(Bounding box prediction data)
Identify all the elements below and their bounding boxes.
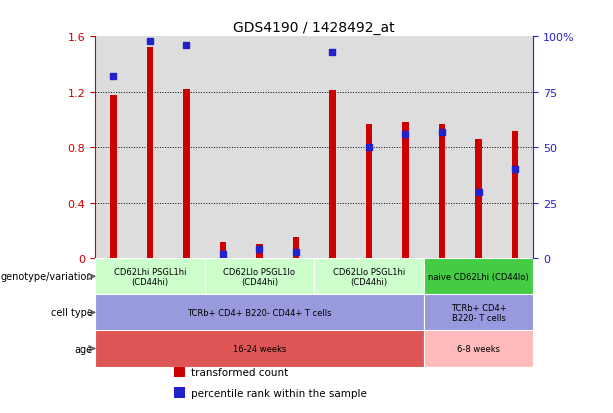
- Bar: [424, 295, 533, 331]
- Text: CD62Llo PSGL1hi
(CD44hi): CD62Llo PSGL1hi (CD44hi): [333, 267, 405, 286]
- Point: [400, 131, 410, 138]
- Bar: [402, 123, 409, 259]
- Bar: [168, 37, 205, 259]
- Bar: [387, 37, 424, 259]
- Bar: [512, 131, 519, 259]
- Bar: [278, 37, 314, 259]
- Text: naive CD62Lhi (CD44lo): naive CD62Lhi (CD44lo): [428, 272, 529, 281]
- Bar: [110, 95, 116, 259]
- Bar: [424, 331, 533, 367]
- Text: genotype/variation: genotype/variation: [0, 272, 93, 282]
- Point: [474, 189, 484, 195]
- Text: TCRb+ CD4+
B220- T cells: TCRb+ CD4+ B220- T cells: [451, 303, 506, 323]
- Bar: [292, 238, 299, 259]
- Point: [437, 129, 447, 136]
- Bar: [424, 259, 533, 295]
- Bar: [460, 37, 497, 259]
- Bar: [475, 140, 482, 259]
- Bar: [174, 367, 185, 377]
- Bar: [205, 37, 241, 259]
- Text: 16-24 weeks: 16-24 weeks: [233, 344, 286, 353]
- Bar: [366, 124, 372, 259]
- Point: [218, 251, 228, 258]
- Bar: [95, 295, 424, 331]
- Bar: [183, 90, 189, 259]
- Bar: [147, 48, 153, 259]
- Bar: [95, 259, 205, 295]
- Bar: [256, 245, 262, 259]
- Bar: [439, 124, 445, 259]
- Point: [291, 249, 301, 255]
- Bar: [314, 259, 424, 295]
- Bar: [329, 91, 336, 259]
- Point: [145, 38, 154, 45]
- Text: percentile rank within the sample: percentile rank within the sample: [191, 387, 367, 398]
- Point: [510, 167, 520, 173]
- Text: cell type: cell type: [51, 308, 93, 318]
- Bar: [95, 331, 424, 367]
- Text: 6-8 weeks: 6-8 weeks: [457, 344, 500, 353]
- Bar: [132, 37, 168, 259]
- Bar: [241, 37, 278, 259]
- Text: CD62Lhi PSGL1hi
(CD44hi): CD62Lhi PSGL1hi (CD44hi): [113, 267, 186, 286]
- Bar: [314, 37, 351, 259]
- Bar: [219, 242, 226, 259]
- Bar: [497, 37, 533, 259]
- Text: age: age: [75, 344, 93, 354]
- Bar: [205, 259, 314, 295]
- Text: transformed count: transformed count: [191, 367, 289, 377]
- Point: [327, 50, 337, 56]
- Text: TCRb+ CD4+ B220- CD44+ T cells: TCRb+ CD4+ B220- CD44+ T cells: [187, 308, 332, 317]
- Title: GDS4190 / 1428492_at: GDS4190 / 1428492_at: [234, 21, 395, 35]
- Text: CD62Llo PSGL1lo
(CD44hi): CD62Llo PSGL1lo (CD44hi): [223, 267, 295, 286]
- Point: [364, 145, 374, 151]
- Bar: [174, 387, 185, 398]
- Point: [109, 74, 118, 81]
- Bar: [424, 37, 460, 259]
- Point: [254, 247, 264, 253]
- Point: [181, 43, 191, 49]
- Bar: [351, 37, 387, 259]
- Bar: [95, 37, 132, 259]
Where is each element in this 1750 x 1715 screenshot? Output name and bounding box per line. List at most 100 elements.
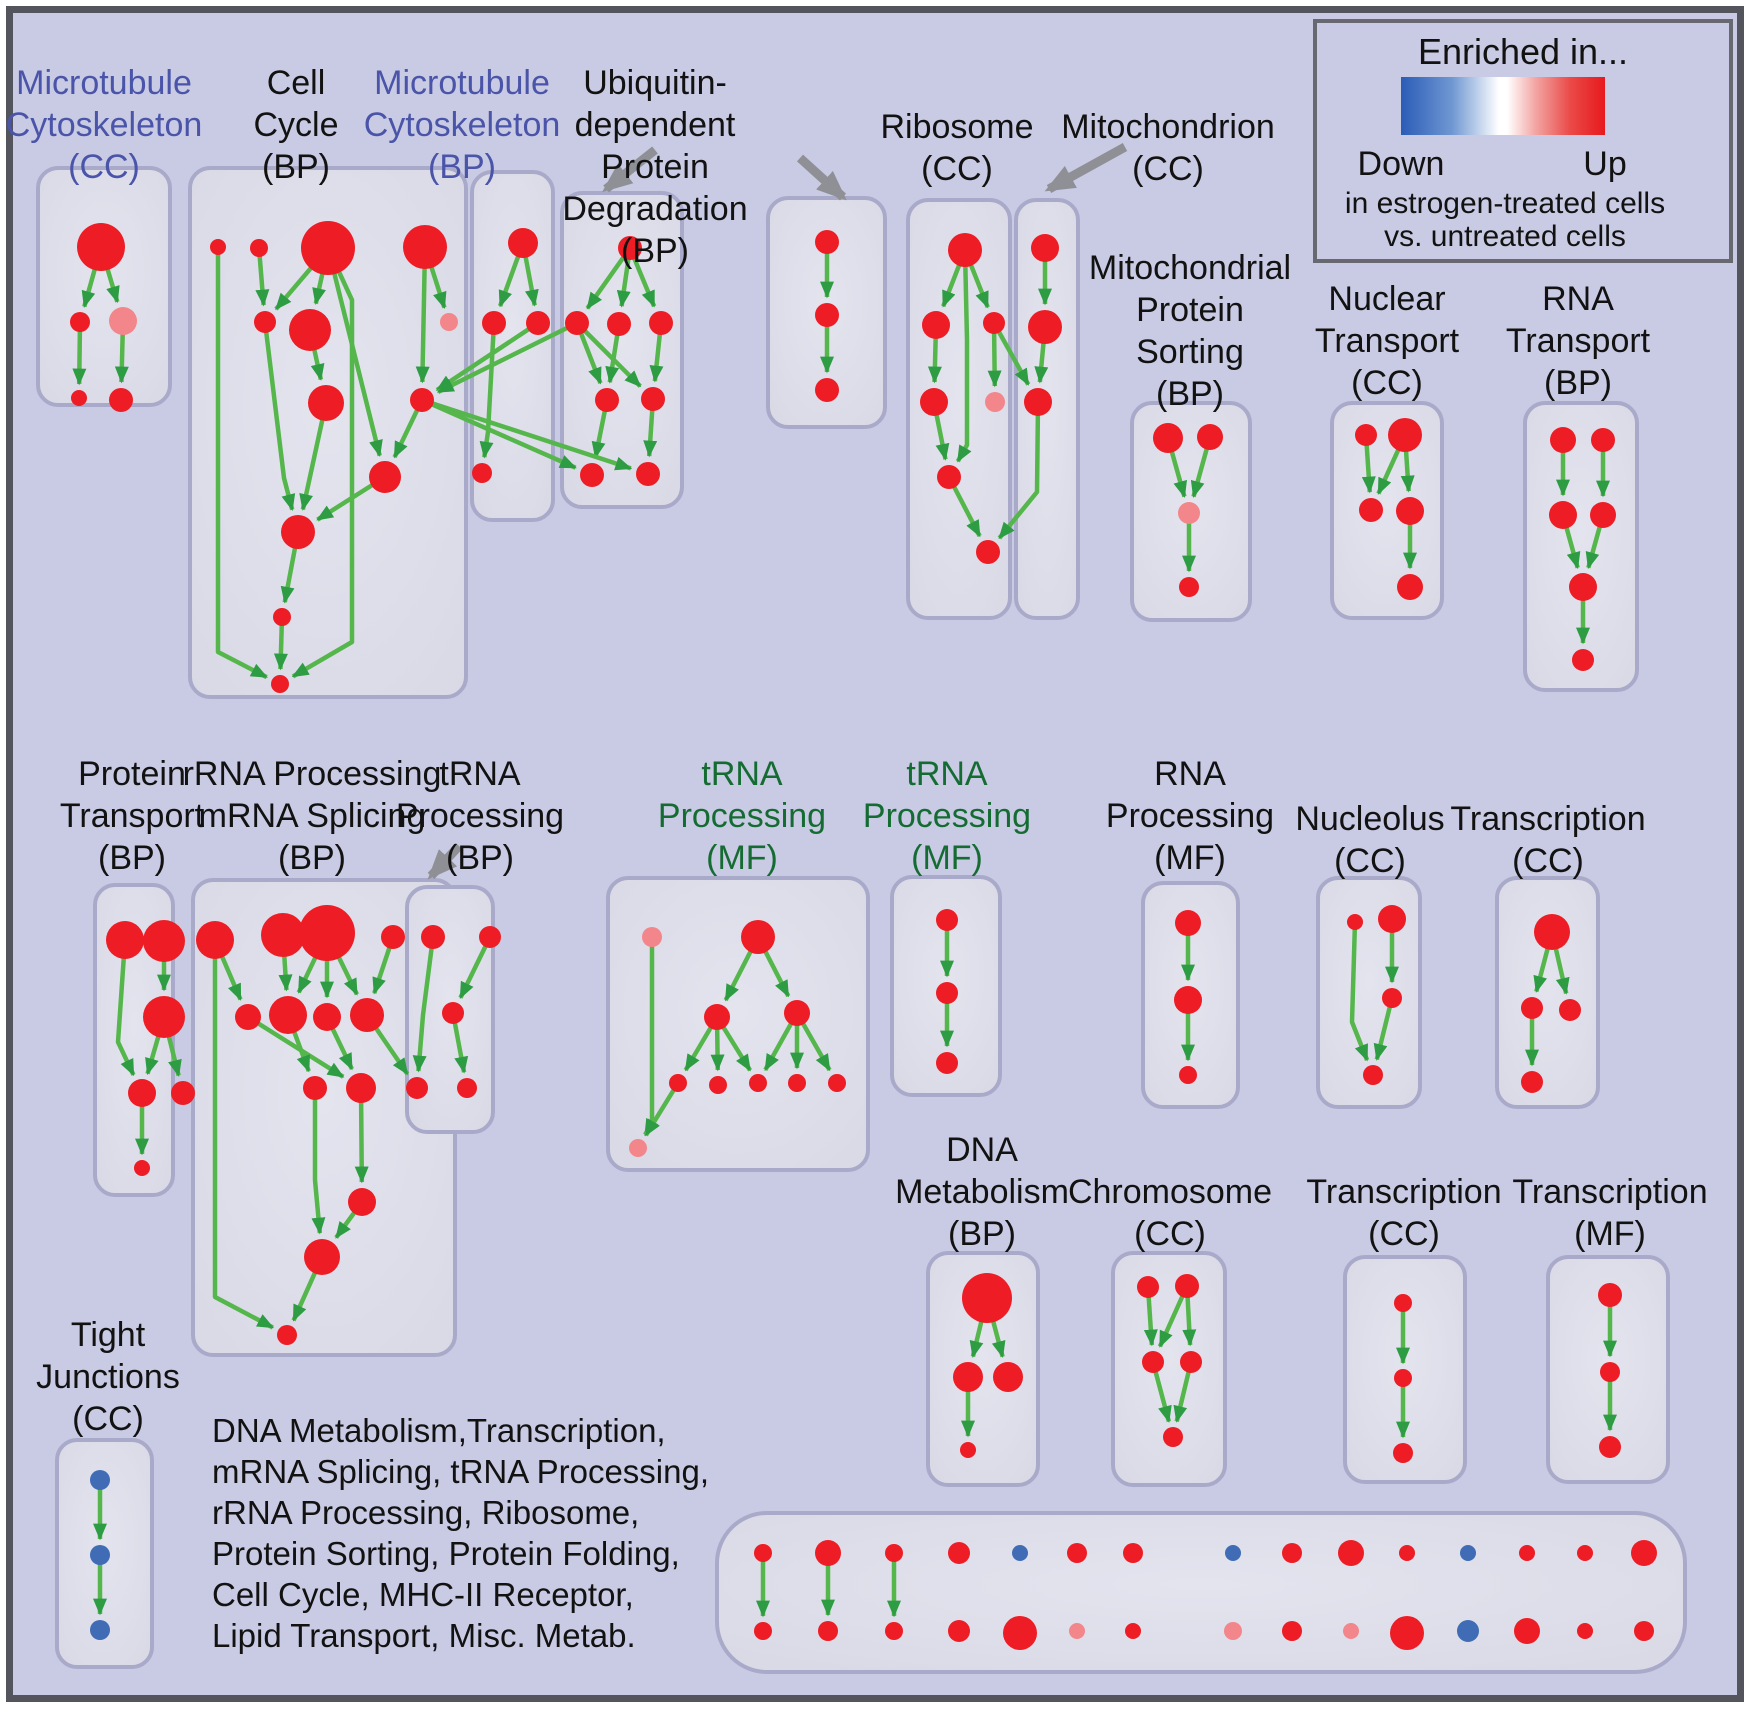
go-term-node-tc1 (1521, 997, 1543, 1019)
go-term-node-q2 (1179, 1066, 1197, 1084)
go-term-node-bt10 (1338, 1540, 1364, 1566)
go-term-node-mtcc2 (109, 307, 137, 335)
go-term-node-bt14 (1577, 1545, 1593, 1561)
go-term-node-n0 (1347, 914, 1363, 930)
go-term-node-cc8 (281, 515, 315, 549)
edge-arrow (255, 247, 270, 307)
cluster-box-nuclear-transport (1330, 401, 1444, 620)
go-term-node-cc9 (273, 608, 291, 626)
edge-arrow (575, 321, 642, 388)
cluster-box-nucleolus (1316, 876, 1422, 1109)
go-term-node-ms3 (1179, 577, 1199, 597)
go-term-node-bb14 (1577, 1623, 1593, 1639)
go-term-node-ccp (440, 313, 458, 331)
go-term-node-h1 (936, 982, 958, 1004)
go-term-node-tc3 (1521, 1071, 1543, 1093)
go-term-node-cc10 (271, 675, 289, 693)
go-term-node-r5 (269, 996, 307, 1034)
go-term-node-j0 (90, 1470, 110, 1490)
go-term-node-rt1 (1591, 428, 1615, 452)
edge-arrow (299, 402, 329, 511)
misc-text-line: DNA Metabolism,Transcription, (212, 1412, 666, 1449)
trna-bp-arrow (427, 842, 463, 880)
edge-arrow (955, 249, 972, 463)
go-term-node-bb5 (1003, 1616, 1037, 1650)
go-term-node-b3 (472, 463, 492, 483)
go-term-node-ch4 (1163, 1427, 1183, 1447)
edge-arrow (1349, 921, 1370, 1062)
go-term-node-g2 (704, 1004, 730, 1030)
go-term-node-ms2 (1178, 502, 1200, 524)
go-term-node-j2 (90, 1620, 110, 1640)
go-term-node-cc0 (210, 239, 226, 255)
edge-arrow (215, 247, 268, 680)
go-term-node-g7 (788, 1074, 806, 1092)
go-term-node-rb3 (920, 388, 948, 416)
go-term-node-n2 (1382, 988, 1402, 1008)
go-term-node-nt2 (1359, 498, 1383, 522)
edge-arrow (212, 940, 275, 1330)
go-term-node-bb2 (818, 1621, 838, 1641)
go-term-node-ua4 (595, 388, 619, 412)
misc-gene-sets-text: DNA Metabolism,Transcription, mRNA Splic… (212, 1410, 709, 1656)
go-term-node-ch3 (1180, 1351, 1202, 1373)
go-term-node-v2 (1599, 1436, 1621, 1458)
go-term-node-mtcc0 (77, 223, 125, 271)
go-term-node-r12 (277, 1325, 297, 1345)
go-term-node-bt1 (754, 1544, 772, 1562)
edge-arrow (436, 320, 579, 395)
go-term-node-p3 (128, 1079, 156, 1107)
go-term-node-r3 (381, 925, 405, 949)
go-term-node-g6 (749, 1074, 767, 1092)
edge-arrow (643, 1081, 680, 1137)
go-term-node-rt5 (1572, 649, 1594, 671)
edge-arrow (412, 936, 436, 1073)
go-term-node-cc6 (308, 385, 344, 421)
go-term-node-p5 (134, 1160, 150, 1176)
go-term-node-bb12 (1457, 1620, 1479, 1642)
cluster-box-trna-processing-mf-1 (606, 876, 870, 1172)
go-term-node-cc3 (403, 225, 447, 269)
misc-text-line: rRNA Processing, Ribosome, (212, 1494, 640, 1531)
go-term-node-t0 (421, 925, 445, 949)
go-term-node-g8 (828, 1074, 846, 1092)
go-term-node-tc2 (1559, 999, 1581, 1021)
edge-arrow (262, 321, 296, 512)
edge-arrow (415, 246, 430, 384)
go-term-node-ua0 (618, 236, 642, 260)
go-term-node-mi2 (1024, 388, 1052, 416)
cluster-box-chromosome (1111, 1251, 1227, 1487)
go-term-node-tc0 (1534, 914, 1570, 950)
go-term-node-g1 (741, 920, 775, 954)
go-term-node-cc1 (250, 239, 268, 257)
legend-down-label: Down (1357, 145, 1445, 183)
go-term-node-g0 (642, 927, 662, 947)
legend-subtitle-1: in estrogen-treated cells (1344, 187, 1666, 220)
go-term-node-rb0 (948, 233, 982, 267)
edge-arrow (479, 322, 497, 459)
go-term-node-cc2 (301, 221, 355, 275)
go-term-node-v0 (1598, 1283, 1622, 1307)
go-term-node-bb10 (1343, 1623, 1359, 1639)
go-term-node-t3 (406, 1077, 428, 1099)
go-term-node-b2 (526, 311, 550, 335)
go-term-node-rb4 (937, 465, 961, 489)
go-term-node-bb4 (948, 1620, 970, 1642)
ubiquitin-right-arrow (796, 154, 847, 201)
go-term-node-nt4 (1397, 574, 1423, 600)
go-term-node-g5 (709, 1076, 727, 1094)
go-term-node-rt2 (1549, 501, 1577, 529)
go-term-node-d0 (962, 1273, 1012, 1323)
go-term-node-cc4 (254, 311, 276, 333)
go-term-node-n3 (1363, 1065, 1383, 1085)
go-term-node-bt15 (1631, 1540, 1657, 1566)
legend-subtitle-2: vs. untreated cells (1384, 220, 1626, 253)
go-term-node-g9 (629, 1139, 647, 1157)
go-term-node-bt4 (948, 1542, 970, 1564)
go-term-node-q1 (1174, 986, 1202, 1014)
go-term-node-ub0 (815, 230, 839, 254)
go-term-node-u0 (1394, 1294, 1412, 1312)
cluster-box-protein-transport (93, 883, 175, 1197)
edge-arrow (458, 936, 493, 999)
go-term-node-ub2 (815, 378, 839, 402)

→ TASK GOAL
Whenever the word "Transcription" appears in a line above, copy that line.

→ REPLY
misc-text-line: DNA Metabolism,Transcription, (212, 1412, 666, 1449)
misc-gene-sets-text: DNA Metabolism,Transcription, mRNA Splic… (212, 1410, 709, 1656)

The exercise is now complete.